§ Requirements
Each line that holds the word "заседания" is to be identified and copied.

(Data entries)
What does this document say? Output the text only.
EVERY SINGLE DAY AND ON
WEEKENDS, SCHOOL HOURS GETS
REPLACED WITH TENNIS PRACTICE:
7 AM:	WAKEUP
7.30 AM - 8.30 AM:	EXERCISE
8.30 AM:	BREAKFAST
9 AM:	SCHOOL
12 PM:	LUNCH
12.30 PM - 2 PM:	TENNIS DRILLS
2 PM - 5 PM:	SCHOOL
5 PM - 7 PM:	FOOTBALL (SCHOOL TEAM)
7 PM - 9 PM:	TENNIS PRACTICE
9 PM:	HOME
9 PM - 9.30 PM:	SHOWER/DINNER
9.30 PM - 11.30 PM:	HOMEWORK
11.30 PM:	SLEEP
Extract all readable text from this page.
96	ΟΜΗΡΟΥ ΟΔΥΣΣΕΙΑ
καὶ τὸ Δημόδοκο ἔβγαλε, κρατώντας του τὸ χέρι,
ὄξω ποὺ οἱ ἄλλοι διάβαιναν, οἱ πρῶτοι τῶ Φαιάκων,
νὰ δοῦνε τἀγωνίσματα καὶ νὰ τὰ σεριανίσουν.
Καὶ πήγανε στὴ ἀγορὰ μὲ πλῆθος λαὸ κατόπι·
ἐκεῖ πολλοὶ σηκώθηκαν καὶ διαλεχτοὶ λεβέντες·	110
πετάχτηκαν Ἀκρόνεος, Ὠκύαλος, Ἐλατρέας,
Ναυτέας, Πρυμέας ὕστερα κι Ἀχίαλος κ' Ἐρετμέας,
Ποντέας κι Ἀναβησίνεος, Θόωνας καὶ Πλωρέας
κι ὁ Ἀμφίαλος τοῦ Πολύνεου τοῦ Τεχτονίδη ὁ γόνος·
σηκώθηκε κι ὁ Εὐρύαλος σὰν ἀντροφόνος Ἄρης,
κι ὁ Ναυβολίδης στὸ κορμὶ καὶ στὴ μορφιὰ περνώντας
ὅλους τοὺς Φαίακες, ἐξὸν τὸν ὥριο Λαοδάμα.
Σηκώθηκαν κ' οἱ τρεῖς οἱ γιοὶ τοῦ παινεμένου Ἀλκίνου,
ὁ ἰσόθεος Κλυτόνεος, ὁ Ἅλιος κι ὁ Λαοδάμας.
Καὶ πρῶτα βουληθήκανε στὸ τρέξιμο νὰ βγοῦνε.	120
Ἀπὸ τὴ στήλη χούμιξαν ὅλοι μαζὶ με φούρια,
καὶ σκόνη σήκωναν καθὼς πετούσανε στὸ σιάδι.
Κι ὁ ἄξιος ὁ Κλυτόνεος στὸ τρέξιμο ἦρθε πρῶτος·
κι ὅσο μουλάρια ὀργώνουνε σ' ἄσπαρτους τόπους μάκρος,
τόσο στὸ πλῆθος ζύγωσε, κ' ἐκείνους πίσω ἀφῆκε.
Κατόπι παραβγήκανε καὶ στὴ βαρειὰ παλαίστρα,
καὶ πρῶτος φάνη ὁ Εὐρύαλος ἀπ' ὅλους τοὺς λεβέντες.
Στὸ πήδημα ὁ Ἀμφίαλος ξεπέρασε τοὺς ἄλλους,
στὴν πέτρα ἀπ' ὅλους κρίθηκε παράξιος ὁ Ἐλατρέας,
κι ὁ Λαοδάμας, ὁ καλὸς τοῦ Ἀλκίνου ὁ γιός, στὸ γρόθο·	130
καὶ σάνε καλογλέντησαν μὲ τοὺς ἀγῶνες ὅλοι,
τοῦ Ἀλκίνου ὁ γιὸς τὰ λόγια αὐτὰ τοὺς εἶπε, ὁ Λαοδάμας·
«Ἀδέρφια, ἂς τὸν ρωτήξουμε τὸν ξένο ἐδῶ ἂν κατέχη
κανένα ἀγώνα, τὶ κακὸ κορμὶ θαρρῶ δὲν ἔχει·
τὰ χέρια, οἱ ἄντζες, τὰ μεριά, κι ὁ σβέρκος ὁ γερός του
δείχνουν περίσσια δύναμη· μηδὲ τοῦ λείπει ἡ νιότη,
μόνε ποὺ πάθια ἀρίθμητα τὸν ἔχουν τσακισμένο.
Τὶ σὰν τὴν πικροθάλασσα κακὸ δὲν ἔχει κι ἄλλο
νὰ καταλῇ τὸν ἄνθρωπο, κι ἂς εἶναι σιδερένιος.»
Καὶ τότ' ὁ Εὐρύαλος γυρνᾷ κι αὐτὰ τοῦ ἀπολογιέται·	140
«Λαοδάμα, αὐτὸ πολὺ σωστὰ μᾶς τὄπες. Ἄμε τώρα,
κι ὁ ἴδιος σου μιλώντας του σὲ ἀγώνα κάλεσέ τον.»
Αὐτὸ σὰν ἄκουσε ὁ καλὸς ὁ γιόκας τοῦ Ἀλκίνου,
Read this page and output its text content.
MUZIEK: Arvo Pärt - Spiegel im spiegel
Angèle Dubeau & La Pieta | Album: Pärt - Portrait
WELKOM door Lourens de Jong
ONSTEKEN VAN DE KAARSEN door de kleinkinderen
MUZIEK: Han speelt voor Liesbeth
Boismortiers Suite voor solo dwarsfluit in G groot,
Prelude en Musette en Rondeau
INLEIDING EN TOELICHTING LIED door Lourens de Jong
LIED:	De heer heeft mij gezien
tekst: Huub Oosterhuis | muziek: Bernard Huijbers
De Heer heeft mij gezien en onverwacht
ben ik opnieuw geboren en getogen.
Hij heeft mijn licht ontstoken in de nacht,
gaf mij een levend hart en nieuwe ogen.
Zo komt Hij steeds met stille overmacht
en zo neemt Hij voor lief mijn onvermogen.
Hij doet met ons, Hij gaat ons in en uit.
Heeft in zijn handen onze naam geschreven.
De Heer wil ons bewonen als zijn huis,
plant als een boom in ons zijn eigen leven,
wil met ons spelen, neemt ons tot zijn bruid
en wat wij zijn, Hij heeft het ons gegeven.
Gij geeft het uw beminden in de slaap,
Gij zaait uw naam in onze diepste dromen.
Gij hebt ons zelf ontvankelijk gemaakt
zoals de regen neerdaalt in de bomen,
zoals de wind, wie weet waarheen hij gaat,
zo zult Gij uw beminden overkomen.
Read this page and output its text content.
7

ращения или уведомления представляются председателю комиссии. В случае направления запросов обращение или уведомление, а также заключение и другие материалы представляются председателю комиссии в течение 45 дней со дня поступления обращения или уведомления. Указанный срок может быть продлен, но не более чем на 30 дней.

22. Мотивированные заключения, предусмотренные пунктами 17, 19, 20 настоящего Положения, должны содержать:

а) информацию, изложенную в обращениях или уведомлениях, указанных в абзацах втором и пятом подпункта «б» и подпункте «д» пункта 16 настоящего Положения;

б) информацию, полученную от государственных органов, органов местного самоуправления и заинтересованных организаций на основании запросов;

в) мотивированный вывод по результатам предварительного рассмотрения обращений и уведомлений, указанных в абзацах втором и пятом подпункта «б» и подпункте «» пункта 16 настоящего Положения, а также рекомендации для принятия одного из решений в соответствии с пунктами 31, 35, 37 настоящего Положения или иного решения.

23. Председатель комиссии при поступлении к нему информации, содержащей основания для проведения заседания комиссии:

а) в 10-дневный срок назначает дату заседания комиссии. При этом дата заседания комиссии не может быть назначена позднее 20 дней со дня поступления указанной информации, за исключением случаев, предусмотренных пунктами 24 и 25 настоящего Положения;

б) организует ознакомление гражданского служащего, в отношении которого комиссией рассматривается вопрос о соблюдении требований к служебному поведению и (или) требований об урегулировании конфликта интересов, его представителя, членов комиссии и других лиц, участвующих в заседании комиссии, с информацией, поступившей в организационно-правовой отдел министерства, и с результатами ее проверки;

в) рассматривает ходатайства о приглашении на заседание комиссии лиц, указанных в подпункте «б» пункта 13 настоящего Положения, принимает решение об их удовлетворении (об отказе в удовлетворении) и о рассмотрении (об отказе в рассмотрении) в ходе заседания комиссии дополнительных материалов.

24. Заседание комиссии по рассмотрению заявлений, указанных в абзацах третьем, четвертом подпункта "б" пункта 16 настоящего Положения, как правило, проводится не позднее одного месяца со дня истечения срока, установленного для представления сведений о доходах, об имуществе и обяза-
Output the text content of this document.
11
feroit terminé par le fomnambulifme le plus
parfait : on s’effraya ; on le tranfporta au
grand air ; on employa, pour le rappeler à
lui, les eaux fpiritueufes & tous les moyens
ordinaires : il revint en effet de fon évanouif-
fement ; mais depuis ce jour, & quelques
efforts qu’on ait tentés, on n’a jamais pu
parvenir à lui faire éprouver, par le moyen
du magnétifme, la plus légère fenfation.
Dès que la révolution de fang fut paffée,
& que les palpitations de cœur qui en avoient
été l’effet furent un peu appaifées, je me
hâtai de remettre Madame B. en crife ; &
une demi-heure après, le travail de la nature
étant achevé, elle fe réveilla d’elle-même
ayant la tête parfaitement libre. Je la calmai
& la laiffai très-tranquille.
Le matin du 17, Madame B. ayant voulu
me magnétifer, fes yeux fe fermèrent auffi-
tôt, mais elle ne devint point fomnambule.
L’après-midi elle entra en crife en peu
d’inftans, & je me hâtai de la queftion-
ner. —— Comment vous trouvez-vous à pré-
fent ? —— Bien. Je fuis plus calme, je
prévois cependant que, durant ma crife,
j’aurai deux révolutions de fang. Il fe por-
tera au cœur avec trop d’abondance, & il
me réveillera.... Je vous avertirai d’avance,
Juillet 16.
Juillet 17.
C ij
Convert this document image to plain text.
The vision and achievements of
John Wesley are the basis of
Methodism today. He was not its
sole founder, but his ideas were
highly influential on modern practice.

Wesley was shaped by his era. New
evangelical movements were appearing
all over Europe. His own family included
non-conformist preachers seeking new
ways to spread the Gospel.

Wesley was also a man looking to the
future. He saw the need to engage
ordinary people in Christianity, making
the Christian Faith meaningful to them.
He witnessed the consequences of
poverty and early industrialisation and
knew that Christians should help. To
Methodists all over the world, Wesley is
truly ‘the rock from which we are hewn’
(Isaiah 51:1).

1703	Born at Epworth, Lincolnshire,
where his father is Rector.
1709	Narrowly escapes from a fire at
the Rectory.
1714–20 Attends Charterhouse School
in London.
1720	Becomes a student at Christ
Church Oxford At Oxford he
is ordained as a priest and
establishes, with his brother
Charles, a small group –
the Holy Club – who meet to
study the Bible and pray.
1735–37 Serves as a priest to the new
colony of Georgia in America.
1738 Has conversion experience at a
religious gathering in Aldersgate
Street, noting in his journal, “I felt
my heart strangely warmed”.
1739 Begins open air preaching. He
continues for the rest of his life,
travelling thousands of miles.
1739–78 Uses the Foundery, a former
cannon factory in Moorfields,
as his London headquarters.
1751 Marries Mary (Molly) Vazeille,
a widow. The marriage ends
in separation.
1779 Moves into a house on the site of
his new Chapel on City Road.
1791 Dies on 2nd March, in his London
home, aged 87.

§ Task solution
23. Председатель комиссии при поступлении к нему информации, содержащей основания для проведения заседания комиссии:
а) в 10-дневный срок назначает дату заседания комиссии. При этом дата заседания комиссии не может быть назначена позднее 20 дней со дня поступления указанной информации, за исключением случаев, предусмотренных пунктами 24 и 25 настоящего Положения;
в) рассматривает ходатайства о приглашении на заседание комиссии лиц, указанных в подпункте «б» пункта 13 настоящего Положения, принимает решение об их удовлетворении (об отказе в удовлетворении) и о рассмотрении (об отказе в рассмотрении) в ходе заседания комиссии дополнительных материалов.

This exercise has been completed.